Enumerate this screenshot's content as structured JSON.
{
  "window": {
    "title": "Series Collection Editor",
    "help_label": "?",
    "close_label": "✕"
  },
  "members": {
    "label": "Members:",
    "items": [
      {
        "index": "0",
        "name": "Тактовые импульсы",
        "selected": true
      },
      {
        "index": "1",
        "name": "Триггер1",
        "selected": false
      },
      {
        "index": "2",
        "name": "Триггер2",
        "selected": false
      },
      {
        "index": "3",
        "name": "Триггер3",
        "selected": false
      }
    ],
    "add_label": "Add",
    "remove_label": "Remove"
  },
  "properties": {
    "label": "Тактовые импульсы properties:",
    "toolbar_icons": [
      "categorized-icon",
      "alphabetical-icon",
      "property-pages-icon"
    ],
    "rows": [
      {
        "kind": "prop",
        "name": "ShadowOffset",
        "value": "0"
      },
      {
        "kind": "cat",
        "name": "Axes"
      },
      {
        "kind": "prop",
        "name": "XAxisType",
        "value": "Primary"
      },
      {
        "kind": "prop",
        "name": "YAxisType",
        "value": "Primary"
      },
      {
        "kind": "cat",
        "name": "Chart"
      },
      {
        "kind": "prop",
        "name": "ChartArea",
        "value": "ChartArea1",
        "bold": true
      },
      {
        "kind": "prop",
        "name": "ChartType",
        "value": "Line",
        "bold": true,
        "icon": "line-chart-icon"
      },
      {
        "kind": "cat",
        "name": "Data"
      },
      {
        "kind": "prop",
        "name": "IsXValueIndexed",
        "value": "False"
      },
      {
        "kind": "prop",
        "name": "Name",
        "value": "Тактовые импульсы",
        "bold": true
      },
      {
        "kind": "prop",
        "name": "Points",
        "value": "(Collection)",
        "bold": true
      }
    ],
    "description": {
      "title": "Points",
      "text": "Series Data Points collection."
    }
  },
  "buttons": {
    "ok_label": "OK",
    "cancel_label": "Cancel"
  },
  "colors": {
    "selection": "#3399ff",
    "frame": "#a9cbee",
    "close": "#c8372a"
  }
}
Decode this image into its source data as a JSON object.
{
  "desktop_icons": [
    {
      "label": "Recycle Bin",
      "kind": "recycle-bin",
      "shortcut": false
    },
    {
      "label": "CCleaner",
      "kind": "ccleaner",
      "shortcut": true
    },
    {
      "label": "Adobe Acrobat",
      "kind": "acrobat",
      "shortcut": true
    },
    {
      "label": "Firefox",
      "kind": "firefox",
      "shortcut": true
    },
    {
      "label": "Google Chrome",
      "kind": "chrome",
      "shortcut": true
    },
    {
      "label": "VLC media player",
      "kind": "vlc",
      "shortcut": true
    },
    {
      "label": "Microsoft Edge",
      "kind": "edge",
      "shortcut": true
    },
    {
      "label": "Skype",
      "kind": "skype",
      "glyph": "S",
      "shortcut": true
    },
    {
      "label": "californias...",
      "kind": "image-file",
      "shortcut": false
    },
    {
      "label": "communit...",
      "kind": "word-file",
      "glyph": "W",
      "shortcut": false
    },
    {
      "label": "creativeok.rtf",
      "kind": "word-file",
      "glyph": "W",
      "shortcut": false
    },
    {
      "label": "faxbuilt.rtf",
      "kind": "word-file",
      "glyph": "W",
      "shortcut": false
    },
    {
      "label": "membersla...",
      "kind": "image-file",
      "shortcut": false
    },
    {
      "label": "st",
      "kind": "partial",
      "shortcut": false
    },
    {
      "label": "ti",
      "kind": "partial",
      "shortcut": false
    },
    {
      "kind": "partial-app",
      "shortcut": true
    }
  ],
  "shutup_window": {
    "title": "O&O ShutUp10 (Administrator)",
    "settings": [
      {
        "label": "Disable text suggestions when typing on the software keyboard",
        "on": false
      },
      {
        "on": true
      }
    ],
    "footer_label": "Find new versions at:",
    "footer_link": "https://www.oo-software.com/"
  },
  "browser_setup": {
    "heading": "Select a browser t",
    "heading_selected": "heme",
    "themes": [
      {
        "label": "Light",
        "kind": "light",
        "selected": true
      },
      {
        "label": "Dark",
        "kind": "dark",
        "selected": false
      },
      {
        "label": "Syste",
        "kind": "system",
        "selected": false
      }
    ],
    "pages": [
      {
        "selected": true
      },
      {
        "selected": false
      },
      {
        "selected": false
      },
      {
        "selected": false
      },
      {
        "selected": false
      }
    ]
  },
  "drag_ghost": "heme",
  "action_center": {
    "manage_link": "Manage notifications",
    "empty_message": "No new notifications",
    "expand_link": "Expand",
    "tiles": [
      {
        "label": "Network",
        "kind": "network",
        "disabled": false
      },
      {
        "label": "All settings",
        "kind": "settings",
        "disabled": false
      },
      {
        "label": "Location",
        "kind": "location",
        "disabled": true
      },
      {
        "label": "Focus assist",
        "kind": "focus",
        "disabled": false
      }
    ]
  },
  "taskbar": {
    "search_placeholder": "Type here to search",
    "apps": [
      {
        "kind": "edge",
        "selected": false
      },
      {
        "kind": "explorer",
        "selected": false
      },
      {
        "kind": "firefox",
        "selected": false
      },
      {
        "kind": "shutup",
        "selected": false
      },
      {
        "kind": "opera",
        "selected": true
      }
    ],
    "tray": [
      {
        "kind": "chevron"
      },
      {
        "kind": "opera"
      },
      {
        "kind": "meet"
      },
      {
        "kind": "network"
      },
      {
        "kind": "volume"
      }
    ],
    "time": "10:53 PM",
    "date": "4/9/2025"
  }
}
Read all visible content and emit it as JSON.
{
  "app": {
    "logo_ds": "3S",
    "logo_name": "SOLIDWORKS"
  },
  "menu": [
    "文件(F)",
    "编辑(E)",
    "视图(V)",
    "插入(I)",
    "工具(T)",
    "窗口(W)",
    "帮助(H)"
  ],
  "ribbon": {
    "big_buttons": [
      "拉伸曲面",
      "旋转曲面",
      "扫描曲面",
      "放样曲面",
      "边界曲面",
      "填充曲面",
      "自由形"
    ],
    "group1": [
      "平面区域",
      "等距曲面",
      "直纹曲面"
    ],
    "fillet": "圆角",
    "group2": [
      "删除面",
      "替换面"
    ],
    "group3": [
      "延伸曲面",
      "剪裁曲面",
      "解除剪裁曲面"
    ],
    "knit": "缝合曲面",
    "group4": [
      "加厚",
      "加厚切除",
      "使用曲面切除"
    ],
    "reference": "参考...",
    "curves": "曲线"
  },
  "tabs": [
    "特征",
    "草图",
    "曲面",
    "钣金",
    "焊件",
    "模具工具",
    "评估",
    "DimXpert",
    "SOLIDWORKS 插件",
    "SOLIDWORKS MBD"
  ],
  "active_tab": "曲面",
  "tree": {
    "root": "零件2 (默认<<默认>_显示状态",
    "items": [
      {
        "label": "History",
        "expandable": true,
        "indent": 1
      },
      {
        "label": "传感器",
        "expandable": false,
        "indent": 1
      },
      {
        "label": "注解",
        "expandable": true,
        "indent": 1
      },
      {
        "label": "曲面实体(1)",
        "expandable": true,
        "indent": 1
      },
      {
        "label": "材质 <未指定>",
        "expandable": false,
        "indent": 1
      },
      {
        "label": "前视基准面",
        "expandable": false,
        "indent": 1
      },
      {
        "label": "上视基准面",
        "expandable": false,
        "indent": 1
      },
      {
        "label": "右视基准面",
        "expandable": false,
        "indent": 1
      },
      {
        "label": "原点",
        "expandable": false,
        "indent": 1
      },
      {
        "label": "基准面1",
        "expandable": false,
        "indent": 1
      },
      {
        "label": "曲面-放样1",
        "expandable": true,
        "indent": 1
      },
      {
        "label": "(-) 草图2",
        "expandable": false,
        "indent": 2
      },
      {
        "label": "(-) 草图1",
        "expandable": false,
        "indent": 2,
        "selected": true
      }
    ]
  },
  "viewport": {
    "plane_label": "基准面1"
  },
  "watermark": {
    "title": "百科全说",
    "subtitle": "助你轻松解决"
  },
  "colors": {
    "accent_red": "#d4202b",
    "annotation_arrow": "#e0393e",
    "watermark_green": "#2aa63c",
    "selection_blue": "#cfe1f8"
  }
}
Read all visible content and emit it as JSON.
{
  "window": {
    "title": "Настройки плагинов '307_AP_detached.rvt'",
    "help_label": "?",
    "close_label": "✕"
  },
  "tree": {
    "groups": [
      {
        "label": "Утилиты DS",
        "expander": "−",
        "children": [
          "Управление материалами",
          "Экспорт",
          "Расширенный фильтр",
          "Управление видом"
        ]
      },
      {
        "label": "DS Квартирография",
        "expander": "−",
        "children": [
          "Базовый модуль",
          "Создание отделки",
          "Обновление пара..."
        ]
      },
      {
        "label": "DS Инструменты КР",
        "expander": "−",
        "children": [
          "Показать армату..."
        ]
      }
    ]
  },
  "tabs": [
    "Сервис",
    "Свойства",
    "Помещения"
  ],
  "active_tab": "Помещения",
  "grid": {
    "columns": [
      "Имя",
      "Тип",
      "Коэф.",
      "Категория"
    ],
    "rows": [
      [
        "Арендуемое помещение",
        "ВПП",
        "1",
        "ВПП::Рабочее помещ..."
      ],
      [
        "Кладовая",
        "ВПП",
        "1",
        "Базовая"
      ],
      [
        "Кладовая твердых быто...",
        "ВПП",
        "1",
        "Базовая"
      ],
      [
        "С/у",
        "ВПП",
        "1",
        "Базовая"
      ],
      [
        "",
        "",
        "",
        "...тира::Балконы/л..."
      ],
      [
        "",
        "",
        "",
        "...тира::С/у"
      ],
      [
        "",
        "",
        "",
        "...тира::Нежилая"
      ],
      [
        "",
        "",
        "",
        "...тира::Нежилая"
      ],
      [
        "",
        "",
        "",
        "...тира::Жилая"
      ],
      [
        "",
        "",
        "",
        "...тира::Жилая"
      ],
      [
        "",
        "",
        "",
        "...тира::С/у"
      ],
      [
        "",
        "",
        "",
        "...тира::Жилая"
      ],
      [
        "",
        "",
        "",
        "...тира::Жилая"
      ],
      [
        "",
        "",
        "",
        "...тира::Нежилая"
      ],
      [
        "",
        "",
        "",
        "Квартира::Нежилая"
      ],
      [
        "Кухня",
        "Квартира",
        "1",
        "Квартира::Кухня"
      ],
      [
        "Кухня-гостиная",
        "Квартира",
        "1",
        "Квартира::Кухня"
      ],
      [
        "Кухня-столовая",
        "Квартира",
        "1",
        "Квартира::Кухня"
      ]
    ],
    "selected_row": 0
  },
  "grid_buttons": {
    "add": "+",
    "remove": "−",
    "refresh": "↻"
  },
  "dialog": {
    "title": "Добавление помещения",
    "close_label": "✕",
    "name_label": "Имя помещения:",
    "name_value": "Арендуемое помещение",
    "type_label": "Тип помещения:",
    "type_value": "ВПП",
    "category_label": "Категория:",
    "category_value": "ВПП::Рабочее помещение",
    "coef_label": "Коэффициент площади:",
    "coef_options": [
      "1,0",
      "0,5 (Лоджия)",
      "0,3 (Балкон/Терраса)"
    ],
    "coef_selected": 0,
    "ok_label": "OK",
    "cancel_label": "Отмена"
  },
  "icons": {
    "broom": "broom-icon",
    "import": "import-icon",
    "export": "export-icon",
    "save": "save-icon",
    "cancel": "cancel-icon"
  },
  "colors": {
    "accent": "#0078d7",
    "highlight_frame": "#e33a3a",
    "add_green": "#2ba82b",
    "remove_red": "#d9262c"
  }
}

-------------------------

* _Your goal_
Lines holding the word "Series" in the entries above are the ones to pull out. Copy them all.

* _Response for this exercise_
    "title": "Series Collection Editor",
      "text": "Series Data Points collection."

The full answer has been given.